**PROBLEM DESCRIPTION**
Would you return all of this data exactly, leaving nothing out?

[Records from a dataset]

....................

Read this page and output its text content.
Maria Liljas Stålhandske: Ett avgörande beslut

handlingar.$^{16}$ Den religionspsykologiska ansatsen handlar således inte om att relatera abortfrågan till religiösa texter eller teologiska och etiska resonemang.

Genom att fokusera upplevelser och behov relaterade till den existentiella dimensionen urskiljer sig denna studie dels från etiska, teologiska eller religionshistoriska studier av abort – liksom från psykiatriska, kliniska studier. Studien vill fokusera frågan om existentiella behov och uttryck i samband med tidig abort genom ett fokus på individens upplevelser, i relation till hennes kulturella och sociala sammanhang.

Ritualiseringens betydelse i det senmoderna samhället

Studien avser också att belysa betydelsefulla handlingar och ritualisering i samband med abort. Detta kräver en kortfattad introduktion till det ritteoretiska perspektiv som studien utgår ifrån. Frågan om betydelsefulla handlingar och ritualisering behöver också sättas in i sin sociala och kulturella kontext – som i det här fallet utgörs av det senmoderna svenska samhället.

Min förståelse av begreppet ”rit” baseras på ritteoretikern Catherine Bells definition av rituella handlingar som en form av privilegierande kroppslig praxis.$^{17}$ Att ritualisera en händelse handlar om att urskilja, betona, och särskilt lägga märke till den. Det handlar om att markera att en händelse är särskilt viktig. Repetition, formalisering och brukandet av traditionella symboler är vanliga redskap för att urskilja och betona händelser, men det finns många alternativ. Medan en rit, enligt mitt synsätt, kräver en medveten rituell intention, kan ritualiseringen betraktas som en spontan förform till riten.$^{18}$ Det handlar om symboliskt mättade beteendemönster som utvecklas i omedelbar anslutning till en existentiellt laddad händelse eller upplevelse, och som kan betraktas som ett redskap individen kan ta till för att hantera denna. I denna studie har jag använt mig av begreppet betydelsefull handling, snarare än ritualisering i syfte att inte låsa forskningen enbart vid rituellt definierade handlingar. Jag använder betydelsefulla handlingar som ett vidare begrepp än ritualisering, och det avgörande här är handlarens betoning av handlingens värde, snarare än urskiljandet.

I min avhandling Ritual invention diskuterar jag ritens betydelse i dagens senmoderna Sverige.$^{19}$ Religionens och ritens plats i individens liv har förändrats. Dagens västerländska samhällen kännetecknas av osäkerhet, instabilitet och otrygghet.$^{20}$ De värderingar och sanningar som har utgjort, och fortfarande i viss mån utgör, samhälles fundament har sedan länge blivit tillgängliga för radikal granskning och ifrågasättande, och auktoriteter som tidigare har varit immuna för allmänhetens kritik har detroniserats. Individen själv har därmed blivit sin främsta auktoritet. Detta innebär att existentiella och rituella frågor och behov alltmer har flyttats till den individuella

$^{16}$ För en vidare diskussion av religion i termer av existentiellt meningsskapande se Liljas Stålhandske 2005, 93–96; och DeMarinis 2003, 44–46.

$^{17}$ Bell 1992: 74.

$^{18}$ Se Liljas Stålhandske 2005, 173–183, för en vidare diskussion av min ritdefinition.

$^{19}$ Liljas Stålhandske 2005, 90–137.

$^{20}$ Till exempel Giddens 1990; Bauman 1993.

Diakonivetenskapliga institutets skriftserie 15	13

....................

**ANSWER BELOW**
Read this page and output its text content.
Maria Liljas Stålhandske: Ett avgörande beslut

handlingar.$^{16}$ Den religionspsykologiska ansatsen handlar således inte om att relatera abortfrågan till religiösa texter eller teologiska och etiska resonemang.

Genom att fokusera upplevelser och behov relaterade till den existentiella dimensionen urskiljer sig denna studie dels från etiska, teologiska eller religionshistoriska studier av abort – liksom från psykiatriska, kliniska studier. Studien vill fokusera frågan om existentiella behov och uttryck i samband med tidig abort genom ett fokus på individens upplevelser, i relation till hennes kulturella och sociala sammanhang.

Ritualiseringens betydelse i det senmoderna samhället

Studien avser också att belysa betydelsefulla handlingar och ritualisering i samband med abort. Detta kräver en kortfattad introduktion till det ritteoretiska perspektiv som studien utgår ifrån. Frågan om betydelsefulla handlingar och ritualisering behöver också sättas in i sin sociala och kulturella kontext – som i det här fallet utgörs av det senmoderna svenska samhället.

Min förståelse av begreppet ”rit” baseras på ritteoretikern Catherine Bells definition av rituella handlingar som en form av privilegierande kroppslig praxis.$^{17}$ Att ritualisera en händelse handlar om att urskilja, betona, och särskilt lägga märke till den. Det handlar om att markera att en händelse är särskilt viktig. Repetition, formalisering och brukandet av traditionella symboler är vanliga redskap för att urskilja och betona händelser, men det finns många alternativ. Medan en rit, enligt mitt synsätt, kräver en medveten rituell intention, kan ritualiseringen betraktas som en spontan förform till riten.$^{18}$ Det handlar om symboliskt mättade beteendemönster som utvecklas i omedelbar anslutning till en existentiellt laddad händelse eller upplevelse, och som kan betraktas som ett redskap individen kan ta till för att hantera denna. I denna studie har jag använt mig av begreppet betydelsefull handling, snarare än ritualisering i syfte att inte låsa forskningen enbart vid rituellt definierade handlingar. Jag använder betydelsefulla handlingar som ett vidare begrepp än ritualisering, och det avgörande här är handlarens betoning av handlingens värde, snarare än urskiljandet.

I min avhandling Ritual invention diskuterar jag ritens betydelse i dagens senmoderna Sverige.$^{19}$ Religionens och ritens plats i individens liv har förändrats. Dagens västerländska samhällen kännetecknas av osäkerhet, instabilitet och otrygghet.$^{20}$ De värderingar och sanningar som har utgjort, och fortfarande i viss mån utgör, samhälles fundament har sedan länge blivit tillgängliga för radikal granskning och ifrågasättande, och auktoriteter som tidigare har varit immuna för allmänhetens kritik har detroniserats. Individen själv har därmed blivit sin främsta auktoritet. Detta innebär att existentiella och rituella frågor och behov alltmer har flyttats till den individuella

$^{16}$ För en vidare diskussion av religion i termer av existentiellt meningsskapande se Liljas Stålhandske 2005, 93–96; och DeMarinis 2003, 44–46.

$^{17}$ Bell 1992: 74.

$^{18}$ Se Liljas Stålhandske 2005, 173–183, för en vidare diskussion av min ritdefinition.

$^{19}$ Liljas Stålhandske 2005, 90–137.

$^{20}$ Till exempel Giddens 1990; Bauman 1993.

Diakonivetenskapliga institutets skriftserie 15	13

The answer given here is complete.